Directive
In the entries, find all lines that hold the word "окружающей" and copy them.

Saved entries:
────────────────
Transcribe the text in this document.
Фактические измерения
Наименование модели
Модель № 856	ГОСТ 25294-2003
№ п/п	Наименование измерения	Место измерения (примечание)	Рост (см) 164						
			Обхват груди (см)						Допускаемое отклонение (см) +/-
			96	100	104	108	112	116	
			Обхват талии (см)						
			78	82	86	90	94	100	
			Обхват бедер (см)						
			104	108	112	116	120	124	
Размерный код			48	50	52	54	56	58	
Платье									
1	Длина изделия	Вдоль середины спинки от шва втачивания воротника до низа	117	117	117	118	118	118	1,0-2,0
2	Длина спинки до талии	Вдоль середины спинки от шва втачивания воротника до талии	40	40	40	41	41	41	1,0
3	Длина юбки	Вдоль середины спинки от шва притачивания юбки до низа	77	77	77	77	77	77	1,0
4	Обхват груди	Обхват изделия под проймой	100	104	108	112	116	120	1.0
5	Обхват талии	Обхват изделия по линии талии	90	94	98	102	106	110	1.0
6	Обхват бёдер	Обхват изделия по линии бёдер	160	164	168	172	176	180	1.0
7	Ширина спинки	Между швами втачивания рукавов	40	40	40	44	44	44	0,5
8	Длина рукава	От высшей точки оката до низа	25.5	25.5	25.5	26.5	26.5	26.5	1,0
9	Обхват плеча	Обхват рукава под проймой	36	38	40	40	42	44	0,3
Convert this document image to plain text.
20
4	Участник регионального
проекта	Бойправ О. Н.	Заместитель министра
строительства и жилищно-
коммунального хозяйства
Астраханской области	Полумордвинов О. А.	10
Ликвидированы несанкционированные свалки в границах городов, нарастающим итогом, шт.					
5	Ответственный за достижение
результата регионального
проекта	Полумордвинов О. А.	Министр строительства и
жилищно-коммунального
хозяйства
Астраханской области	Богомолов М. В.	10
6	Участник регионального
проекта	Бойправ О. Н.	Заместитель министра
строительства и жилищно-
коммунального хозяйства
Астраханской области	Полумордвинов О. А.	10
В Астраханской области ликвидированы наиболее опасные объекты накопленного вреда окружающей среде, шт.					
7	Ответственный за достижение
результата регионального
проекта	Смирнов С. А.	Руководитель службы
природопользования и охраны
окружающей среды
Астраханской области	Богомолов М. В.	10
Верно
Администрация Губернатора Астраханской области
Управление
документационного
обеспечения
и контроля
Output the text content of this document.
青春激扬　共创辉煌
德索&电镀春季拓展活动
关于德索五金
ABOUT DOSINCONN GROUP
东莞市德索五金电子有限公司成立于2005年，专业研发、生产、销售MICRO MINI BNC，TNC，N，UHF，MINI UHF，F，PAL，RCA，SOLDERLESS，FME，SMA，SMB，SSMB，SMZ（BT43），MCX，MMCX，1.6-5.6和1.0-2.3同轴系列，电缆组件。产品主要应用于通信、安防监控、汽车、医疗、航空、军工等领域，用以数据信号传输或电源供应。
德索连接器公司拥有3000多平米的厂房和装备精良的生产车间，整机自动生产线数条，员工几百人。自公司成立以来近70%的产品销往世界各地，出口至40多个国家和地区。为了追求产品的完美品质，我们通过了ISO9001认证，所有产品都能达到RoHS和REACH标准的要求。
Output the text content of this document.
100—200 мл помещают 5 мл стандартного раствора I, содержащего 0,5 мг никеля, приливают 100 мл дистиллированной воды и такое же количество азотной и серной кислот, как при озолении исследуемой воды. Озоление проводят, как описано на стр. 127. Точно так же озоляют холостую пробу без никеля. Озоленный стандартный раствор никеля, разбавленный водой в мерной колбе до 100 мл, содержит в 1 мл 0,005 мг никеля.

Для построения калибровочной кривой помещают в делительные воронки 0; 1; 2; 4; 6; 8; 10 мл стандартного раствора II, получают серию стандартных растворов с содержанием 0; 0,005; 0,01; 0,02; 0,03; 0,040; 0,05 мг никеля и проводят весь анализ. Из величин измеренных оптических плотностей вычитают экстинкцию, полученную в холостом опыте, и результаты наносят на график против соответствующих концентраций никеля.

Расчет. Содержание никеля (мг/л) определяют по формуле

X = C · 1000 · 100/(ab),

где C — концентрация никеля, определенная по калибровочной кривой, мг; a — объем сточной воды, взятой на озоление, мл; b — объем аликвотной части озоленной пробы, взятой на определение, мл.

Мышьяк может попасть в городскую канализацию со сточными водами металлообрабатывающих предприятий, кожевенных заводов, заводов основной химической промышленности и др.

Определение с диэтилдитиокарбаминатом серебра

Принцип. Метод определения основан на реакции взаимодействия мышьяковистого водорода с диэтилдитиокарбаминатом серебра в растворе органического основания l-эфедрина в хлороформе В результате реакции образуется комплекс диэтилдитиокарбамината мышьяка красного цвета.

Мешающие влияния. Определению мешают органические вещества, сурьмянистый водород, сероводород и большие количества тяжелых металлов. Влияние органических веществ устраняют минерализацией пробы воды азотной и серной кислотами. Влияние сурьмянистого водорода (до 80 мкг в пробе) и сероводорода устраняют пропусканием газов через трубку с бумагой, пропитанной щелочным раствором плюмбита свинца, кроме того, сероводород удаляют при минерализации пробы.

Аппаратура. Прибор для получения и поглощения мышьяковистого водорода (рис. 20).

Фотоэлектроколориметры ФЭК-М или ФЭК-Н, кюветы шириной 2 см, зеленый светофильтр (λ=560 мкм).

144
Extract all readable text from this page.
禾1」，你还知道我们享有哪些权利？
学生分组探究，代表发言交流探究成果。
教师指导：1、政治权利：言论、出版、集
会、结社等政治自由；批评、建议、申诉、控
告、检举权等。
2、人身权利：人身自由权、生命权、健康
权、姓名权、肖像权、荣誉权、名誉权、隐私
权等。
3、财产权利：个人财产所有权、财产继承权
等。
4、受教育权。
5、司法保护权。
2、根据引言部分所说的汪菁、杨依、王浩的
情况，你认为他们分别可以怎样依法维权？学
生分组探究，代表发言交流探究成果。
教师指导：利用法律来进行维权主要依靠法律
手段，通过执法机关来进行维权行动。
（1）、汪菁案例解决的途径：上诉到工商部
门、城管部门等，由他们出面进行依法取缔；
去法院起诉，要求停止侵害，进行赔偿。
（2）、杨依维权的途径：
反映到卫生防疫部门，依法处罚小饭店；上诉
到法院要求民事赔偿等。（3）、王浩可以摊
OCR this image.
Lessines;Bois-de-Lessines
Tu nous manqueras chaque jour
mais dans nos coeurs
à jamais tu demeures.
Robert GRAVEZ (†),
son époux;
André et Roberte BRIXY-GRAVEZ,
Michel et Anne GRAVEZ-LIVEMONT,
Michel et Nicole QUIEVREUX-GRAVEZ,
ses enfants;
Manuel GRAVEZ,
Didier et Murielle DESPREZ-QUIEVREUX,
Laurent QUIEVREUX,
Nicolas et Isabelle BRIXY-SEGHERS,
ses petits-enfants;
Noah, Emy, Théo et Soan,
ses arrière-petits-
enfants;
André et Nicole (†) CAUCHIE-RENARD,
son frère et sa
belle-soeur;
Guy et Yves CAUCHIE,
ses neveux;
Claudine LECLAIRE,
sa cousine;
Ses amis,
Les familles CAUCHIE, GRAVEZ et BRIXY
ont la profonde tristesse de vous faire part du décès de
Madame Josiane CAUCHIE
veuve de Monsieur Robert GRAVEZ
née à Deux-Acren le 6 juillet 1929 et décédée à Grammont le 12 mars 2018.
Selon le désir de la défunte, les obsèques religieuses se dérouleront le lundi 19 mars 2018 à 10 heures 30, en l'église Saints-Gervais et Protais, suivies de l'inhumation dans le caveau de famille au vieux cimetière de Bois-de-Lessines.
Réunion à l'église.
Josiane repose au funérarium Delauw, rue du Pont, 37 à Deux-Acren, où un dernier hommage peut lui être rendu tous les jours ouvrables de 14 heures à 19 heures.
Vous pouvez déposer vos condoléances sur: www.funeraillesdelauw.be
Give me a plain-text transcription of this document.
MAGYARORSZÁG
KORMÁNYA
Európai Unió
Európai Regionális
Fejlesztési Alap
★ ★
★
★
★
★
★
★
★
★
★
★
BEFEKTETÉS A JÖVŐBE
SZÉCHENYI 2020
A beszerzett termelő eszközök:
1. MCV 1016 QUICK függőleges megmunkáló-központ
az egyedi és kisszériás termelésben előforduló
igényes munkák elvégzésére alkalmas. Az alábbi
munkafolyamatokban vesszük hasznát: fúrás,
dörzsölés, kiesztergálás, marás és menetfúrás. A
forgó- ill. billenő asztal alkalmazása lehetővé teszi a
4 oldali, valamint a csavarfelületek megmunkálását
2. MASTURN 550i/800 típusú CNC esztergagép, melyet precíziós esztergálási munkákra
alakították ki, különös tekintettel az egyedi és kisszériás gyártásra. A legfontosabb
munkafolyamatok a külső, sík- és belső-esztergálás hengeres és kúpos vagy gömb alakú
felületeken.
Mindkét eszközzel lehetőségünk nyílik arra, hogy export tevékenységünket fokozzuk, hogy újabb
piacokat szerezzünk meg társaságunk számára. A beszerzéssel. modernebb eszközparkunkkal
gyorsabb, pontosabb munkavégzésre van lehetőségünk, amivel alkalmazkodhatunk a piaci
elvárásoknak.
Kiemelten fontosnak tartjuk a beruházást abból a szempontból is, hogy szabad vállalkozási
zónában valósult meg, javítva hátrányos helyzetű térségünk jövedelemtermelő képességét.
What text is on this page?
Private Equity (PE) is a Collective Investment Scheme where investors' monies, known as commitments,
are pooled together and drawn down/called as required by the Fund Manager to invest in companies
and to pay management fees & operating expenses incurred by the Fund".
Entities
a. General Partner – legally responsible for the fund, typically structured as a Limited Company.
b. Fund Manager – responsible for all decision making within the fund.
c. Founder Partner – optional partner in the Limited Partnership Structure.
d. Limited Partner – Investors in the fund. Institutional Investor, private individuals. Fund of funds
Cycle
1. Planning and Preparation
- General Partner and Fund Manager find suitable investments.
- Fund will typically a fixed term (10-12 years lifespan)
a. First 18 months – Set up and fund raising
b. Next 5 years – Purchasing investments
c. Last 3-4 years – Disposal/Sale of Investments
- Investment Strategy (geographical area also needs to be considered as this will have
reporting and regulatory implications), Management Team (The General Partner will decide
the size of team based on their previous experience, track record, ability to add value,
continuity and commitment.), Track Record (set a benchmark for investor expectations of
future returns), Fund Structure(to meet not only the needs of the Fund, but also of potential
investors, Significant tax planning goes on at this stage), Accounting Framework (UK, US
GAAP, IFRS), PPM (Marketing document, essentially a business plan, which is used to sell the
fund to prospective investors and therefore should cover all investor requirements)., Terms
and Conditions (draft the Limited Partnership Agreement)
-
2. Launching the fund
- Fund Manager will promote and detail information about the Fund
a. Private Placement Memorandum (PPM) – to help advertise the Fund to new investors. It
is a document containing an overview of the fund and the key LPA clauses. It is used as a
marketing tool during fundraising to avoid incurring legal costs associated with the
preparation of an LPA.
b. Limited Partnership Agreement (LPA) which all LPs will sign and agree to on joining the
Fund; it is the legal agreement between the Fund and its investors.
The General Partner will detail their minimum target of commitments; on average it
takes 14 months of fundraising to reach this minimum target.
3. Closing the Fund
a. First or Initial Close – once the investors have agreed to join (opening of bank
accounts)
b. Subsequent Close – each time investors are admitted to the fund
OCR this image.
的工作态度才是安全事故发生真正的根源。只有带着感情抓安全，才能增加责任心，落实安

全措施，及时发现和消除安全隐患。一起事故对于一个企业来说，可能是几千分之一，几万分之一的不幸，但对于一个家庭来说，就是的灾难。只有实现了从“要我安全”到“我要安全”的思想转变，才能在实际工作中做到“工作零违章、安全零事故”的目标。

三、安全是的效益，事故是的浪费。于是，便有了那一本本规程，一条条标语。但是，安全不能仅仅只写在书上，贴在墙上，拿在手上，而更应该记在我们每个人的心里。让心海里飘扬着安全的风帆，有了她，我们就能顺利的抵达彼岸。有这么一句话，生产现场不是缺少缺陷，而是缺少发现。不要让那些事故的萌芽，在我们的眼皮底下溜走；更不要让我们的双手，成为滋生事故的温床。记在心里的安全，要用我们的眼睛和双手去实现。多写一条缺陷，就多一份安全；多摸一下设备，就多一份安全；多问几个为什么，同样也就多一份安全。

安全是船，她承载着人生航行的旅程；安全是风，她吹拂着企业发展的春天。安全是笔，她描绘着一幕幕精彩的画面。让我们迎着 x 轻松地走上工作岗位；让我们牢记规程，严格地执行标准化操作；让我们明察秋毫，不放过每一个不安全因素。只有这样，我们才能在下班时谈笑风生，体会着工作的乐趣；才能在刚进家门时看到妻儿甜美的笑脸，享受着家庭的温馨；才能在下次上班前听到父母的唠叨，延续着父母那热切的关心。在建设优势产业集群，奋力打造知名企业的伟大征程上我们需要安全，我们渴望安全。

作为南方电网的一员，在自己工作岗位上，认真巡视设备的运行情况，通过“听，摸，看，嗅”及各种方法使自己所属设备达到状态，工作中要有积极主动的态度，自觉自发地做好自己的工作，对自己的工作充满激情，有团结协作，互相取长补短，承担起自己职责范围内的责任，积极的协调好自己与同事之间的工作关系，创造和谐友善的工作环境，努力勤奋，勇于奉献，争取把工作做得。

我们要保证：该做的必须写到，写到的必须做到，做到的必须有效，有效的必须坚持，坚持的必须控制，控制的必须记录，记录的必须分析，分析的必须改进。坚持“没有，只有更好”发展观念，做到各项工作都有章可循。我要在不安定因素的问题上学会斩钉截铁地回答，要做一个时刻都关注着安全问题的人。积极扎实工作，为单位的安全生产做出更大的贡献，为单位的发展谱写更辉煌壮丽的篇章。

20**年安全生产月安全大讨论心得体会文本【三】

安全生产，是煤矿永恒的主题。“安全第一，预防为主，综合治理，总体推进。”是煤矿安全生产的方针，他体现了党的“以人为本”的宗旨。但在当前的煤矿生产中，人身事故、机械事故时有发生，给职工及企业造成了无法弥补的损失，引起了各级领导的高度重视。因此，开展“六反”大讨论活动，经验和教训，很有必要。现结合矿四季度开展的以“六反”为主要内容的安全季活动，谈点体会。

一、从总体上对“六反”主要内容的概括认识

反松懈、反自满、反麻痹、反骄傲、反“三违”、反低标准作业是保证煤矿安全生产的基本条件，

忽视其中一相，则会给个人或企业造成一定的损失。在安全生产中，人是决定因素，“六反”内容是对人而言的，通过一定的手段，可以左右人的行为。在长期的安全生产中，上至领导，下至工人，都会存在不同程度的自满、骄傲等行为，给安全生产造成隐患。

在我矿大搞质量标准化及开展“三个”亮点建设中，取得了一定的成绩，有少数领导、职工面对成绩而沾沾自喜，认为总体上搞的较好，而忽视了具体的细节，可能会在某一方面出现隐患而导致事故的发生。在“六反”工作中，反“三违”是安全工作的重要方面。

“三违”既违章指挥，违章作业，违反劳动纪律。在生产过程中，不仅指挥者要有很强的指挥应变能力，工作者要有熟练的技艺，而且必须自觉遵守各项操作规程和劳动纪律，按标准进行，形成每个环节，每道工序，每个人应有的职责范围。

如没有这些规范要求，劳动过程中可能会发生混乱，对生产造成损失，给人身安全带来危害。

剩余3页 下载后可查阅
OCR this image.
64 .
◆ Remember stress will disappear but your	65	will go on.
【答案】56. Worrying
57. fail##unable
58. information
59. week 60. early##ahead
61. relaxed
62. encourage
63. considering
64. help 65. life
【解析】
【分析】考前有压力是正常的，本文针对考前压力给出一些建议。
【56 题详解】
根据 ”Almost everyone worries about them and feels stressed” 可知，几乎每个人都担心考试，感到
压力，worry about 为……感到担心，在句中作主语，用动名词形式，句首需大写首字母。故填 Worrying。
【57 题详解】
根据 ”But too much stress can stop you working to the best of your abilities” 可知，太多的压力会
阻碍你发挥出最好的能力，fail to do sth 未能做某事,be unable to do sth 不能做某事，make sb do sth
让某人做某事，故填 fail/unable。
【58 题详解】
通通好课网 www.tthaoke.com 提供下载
────────────────
Output for this task
В Астраханской области ликвидированы наиболее опасные объекты накопленного вреда окружающей среде, шт.					
окружающей среды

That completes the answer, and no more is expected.